_Texte fourni:_
La crise du coronavirus accélère la transition vers une économie circulaire. Selon les résultats d’une enquête menée par l’organisation patronale Etion et le secrétariat social Acerta, de plus en plus d’entrepreneurs sont conscients de la nécessité d’économiser les matières premières.

85 % des entrepreneurs interrogés considèrent que la durabilité est la nouvelle norme dans leurs activités commerciales. La mise en œuvre de cette norme se traduit par la diminution des déchets (93,9 %), le recours au télétravail (83,7 %), la prise en compte de critères de durabilité lors des achats (81,2 %) et une utilisation parcimonieuse de matières premières et de matériaux (80 %). La réutilisation et le recyclage des matériaux sont toujours mentionnés par 73,6 % des personnes interrogées.

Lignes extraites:
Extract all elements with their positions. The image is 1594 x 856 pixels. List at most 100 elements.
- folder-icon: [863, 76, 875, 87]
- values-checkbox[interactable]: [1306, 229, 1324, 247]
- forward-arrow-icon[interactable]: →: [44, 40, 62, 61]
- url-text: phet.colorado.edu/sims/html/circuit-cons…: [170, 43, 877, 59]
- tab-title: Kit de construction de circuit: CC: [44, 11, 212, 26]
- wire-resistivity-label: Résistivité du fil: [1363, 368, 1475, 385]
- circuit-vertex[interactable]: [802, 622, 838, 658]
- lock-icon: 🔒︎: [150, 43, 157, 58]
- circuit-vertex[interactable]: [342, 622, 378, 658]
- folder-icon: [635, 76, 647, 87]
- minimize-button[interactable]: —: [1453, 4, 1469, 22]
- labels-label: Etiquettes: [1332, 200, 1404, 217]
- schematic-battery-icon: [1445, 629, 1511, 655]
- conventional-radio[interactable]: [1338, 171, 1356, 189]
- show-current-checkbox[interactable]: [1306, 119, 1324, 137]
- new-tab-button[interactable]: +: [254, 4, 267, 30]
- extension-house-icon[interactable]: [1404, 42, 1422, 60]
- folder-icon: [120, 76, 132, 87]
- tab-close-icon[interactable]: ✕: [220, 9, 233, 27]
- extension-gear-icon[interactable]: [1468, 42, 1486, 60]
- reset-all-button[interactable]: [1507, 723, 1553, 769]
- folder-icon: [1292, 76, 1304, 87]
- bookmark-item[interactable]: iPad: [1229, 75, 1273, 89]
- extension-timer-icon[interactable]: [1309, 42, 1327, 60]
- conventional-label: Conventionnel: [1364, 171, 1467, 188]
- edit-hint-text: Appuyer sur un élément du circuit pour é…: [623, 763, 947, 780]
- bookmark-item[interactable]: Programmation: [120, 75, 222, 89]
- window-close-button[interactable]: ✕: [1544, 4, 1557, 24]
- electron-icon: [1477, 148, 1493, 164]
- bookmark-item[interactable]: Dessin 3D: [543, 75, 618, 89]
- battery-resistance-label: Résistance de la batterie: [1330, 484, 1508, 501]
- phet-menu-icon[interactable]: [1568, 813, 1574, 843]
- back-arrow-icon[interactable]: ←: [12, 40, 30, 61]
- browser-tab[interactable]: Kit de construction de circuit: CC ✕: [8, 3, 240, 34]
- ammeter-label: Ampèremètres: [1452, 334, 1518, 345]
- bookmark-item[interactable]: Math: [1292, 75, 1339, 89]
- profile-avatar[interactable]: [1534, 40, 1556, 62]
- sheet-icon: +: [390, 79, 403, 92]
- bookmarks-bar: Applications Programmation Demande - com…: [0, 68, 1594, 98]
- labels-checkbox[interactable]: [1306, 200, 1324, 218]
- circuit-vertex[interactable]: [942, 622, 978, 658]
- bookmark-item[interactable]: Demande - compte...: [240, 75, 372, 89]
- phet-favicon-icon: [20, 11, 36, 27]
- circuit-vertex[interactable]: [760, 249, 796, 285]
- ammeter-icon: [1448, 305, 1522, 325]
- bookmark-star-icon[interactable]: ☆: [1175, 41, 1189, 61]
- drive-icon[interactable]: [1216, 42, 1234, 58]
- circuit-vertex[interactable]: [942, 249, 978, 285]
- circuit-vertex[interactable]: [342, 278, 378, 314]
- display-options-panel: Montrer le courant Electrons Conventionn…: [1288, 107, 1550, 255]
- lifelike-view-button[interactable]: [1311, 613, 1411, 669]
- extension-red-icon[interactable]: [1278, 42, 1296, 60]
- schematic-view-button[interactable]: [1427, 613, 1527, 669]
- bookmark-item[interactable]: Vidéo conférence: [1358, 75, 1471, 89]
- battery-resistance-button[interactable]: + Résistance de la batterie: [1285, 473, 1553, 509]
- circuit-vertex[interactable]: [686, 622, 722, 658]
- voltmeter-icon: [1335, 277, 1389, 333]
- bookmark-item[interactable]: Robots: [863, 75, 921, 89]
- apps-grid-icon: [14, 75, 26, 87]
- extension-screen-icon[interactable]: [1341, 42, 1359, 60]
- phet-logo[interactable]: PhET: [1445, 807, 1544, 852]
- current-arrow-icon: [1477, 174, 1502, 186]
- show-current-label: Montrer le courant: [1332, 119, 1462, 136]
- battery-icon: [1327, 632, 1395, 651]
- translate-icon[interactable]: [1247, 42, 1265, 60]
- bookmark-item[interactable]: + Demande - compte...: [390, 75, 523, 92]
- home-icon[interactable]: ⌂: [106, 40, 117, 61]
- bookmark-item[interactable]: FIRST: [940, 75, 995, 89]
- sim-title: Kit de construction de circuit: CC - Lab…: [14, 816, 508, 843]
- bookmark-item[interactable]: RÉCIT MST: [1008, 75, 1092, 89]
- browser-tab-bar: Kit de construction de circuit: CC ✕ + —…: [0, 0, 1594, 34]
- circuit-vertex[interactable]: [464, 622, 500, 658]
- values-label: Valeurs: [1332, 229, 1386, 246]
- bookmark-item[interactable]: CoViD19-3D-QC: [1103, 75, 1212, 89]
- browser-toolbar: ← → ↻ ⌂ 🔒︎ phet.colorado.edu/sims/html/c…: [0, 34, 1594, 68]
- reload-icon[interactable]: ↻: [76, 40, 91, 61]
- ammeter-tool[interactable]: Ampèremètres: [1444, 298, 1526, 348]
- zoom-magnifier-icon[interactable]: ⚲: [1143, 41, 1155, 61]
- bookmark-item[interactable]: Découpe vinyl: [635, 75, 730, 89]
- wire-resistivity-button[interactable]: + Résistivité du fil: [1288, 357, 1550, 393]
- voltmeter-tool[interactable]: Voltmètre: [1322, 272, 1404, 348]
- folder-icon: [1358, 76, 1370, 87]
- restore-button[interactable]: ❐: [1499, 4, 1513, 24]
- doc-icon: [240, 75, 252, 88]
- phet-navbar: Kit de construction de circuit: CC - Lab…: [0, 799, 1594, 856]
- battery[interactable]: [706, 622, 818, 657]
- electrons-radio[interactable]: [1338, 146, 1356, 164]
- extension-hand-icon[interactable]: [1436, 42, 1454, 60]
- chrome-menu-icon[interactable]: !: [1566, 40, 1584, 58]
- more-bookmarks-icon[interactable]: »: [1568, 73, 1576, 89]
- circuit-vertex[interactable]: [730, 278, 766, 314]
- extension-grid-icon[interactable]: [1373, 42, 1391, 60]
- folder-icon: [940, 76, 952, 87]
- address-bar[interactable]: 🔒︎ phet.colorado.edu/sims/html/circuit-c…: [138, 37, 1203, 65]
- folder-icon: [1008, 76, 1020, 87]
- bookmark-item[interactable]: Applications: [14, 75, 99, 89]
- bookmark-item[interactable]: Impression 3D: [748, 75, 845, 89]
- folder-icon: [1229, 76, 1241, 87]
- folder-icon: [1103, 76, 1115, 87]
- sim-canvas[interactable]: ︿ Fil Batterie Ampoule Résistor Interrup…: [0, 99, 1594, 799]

_Problèmes à résoudre:_
a: D'après le texte sur l'économie circulaire, quelle part des entrepreneurs interrogés considère la durabilité comme la nouvelle norme dans ses activités commerciales ?
b: Poursuivez le texte sur la transition vers l'économie circulaire en reprenant juste après sa dernière phrase.

_Résultats par tâche:_
a: 85 % des entrepreneurs interrogés.

b:
Près de six chefs d’entreprise sur dix (59,1 %) pensent que l’épidémie de coronavirus favorise la transition vers une économie circulaire. « Une crise exacerbe souvent l’orientation et la vitesse des tendances économiques. Il faut toujours tirer parti d’une bonne crise dit-on, et c’est bien plus qu’un simple dicton. C’est à tout le moins une invitation et plus encore, une mission. Plus de la moitié de nos dirigeants d’entreprise ont compris que la transition vers une économie circulaire arrive aujourd’hui à un tournant », affirme l’économiste en chef d’Etion, Geert Janssens.

Les résultats de ce sondage sont importants parce qu’ils permettent d’adapter la production aux exigences d’aujourd’hui, mais aussi d’attirer des collaborateurs qualifiés. « Près de six personnes interrogées sur dix dans le cadre de notre enquête indiquent que les candidats posent avec de plus en plus d’insistance des questions sur la vision de l’entreprise en matière de durabilité et de circularité », ajoute Tom Vlieghe, directeur du Talent Center d’Acerta.